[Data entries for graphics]

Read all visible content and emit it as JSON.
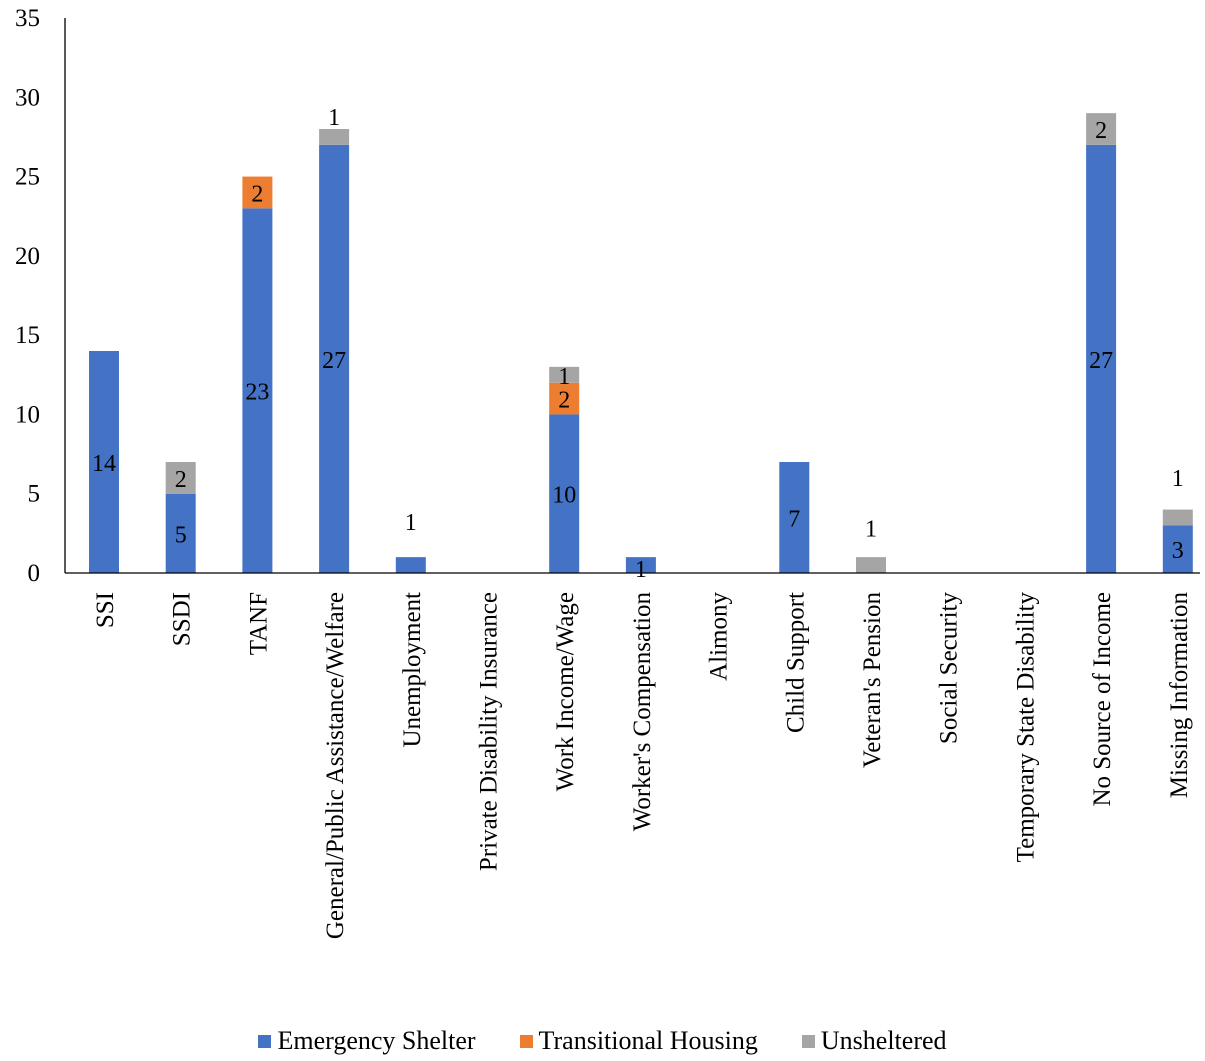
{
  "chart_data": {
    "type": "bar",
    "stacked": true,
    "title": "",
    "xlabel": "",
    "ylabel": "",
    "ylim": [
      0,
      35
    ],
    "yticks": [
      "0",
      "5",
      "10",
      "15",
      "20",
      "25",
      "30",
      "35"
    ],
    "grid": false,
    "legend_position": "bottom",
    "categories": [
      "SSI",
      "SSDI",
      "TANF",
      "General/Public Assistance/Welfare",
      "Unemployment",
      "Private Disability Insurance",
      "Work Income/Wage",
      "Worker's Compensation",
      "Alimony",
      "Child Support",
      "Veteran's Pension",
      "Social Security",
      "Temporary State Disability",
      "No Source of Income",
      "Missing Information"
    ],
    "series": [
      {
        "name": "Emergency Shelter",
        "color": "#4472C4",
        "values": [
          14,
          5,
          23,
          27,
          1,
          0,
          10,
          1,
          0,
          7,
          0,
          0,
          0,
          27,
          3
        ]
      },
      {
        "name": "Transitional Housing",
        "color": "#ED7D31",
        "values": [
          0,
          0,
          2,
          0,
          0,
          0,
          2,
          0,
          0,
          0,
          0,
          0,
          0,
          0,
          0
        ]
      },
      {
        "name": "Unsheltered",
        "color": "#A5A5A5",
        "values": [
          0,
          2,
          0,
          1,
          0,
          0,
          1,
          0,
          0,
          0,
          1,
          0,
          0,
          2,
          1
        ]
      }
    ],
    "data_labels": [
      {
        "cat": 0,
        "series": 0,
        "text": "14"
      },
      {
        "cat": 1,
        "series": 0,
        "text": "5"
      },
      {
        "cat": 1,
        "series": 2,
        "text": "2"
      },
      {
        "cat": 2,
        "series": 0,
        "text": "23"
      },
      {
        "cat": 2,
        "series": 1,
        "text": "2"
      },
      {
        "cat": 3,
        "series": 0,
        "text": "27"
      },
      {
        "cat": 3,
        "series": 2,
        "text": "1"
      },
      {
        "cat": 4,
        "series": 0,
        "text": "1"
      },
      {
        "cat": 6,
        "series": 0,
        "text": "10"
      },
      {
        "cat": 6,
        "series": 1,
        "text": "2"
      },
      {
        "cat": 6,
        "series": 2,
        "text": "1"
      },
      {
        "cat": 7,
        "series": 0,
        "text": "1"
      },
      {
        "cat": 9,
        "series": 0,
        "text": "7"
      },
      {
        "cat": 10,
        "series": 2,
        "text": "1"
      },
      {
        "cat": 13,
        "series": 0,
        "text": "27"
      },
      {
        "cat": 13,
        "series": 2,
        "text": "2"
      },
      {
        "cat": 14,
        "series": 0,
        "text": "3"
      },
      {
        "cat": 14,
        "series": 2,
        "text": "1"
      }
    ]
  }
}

→ WORK TO BE COMPLETED
Write out the entries above word for word. Do not include the pictures.

→ TASK RESULT
Read all visible content and emit it as JSON.
{
  "chart_data": {
    "type": "bar",
    "stacked": true,
    "title": "",
    "xlabel": "",
    "ylabel": "",
    "ylim": [
      0,
      35
    ],
    "yticks": [
      "0",
      "5",
      "10",
      "15",
      "20",
      "25",
      "30",
      "35"
    ],
    "grid": false,
    "legend_position": "bottom",
    "categories": [
      "SSI",
      "SSDI",
      "TANF",
      "General/Public Assistance/Welfare",
      "Unemployment",
      "Private Disability Insurance",
      "Work Income/Wage",
      "Worker's Compensation",
      "Alimony",
      "Child Support",
      "Veteran's Pension",
      "Social Security",
      "Temporary State Disability",
      "No Source of Income",
      "Missing Information"
    ],
    "series": [
      {
        "name": "Emergency Shelter",
        "color": "#4472C4",
        "values": [
          14,
          5,
          23,
          27,
          1,
          0,
          10,
          1,
          0,
          7,
          0,
          0,
          0,
          27,
          3
        ]
      },
      {
        "name": "Transitional Housing",
        "color": "#ED7D31",
        "values": [
          0,
          0,
          2,
          0,
          0,
          0,
          2,
          0,
          0,
          0,
          0,
          0,
          0,
          0,
          0
        ]
      },
      {
        "name": "Unsheltered",
        "color": "#A5A5A5",
        "values": [
          0,
          2,
          0,
          1,
          0,
          0,
          1,
          0,
          0,
          0,
          1,
          0,
          0,
          2,
          1
        ]
      }
    ],
    "data_labels": [
      {
        "cat": 0,
        "series": 0,
        "text": "14"
      },
      {
        "cat": 1,
        "series": 0,
        "text": "5"
      },
      {
        "cat": 1,
        "series": 2,
        "text": "2"
      },
      {
        "cat": 2,
        "series": 0,
        "text": "23"
      },
      {
        "cat": 2,
        "series": 1,
        "text": "2"
      },
      {
        "cat": 3,
        "series": 0,
        "text": "27"
      },
      {
        "cat": 3,
        "series": 2,
        "text": "1"
      },
      {
        "cat": 4,
        "series": 0,
        "text": "1"
      },
      {
        "cat": 6,
        "series": 0,
        "text": "10"
      },
      {
        "cat": 6,
        "series": 1,
        "text": "2"
      },
      {
        "cat": 6,
        "series": 2,
        "text": "1"
      },
      {
        "cat": 7,
        "series": 0,
        "text": "1"
      },
      {
        "cat": 9,
        "series": 0,
        "text": "7"
      },
      {
        "cat": 10,
        "series": 2,
        "text": "1"
      },
      {
        "cat": 13,
        "series": 0,
        "text": "27"
      },
      {
        "cat": 13,
        "series": 2,
        "text": "2"
      },
      {
        "cat": 14,
        "series": 0,
        "text": "3"
      },
      {
        "cat": 14,
        "series": 2,
        "text": "1"
      }
    ]
  }
}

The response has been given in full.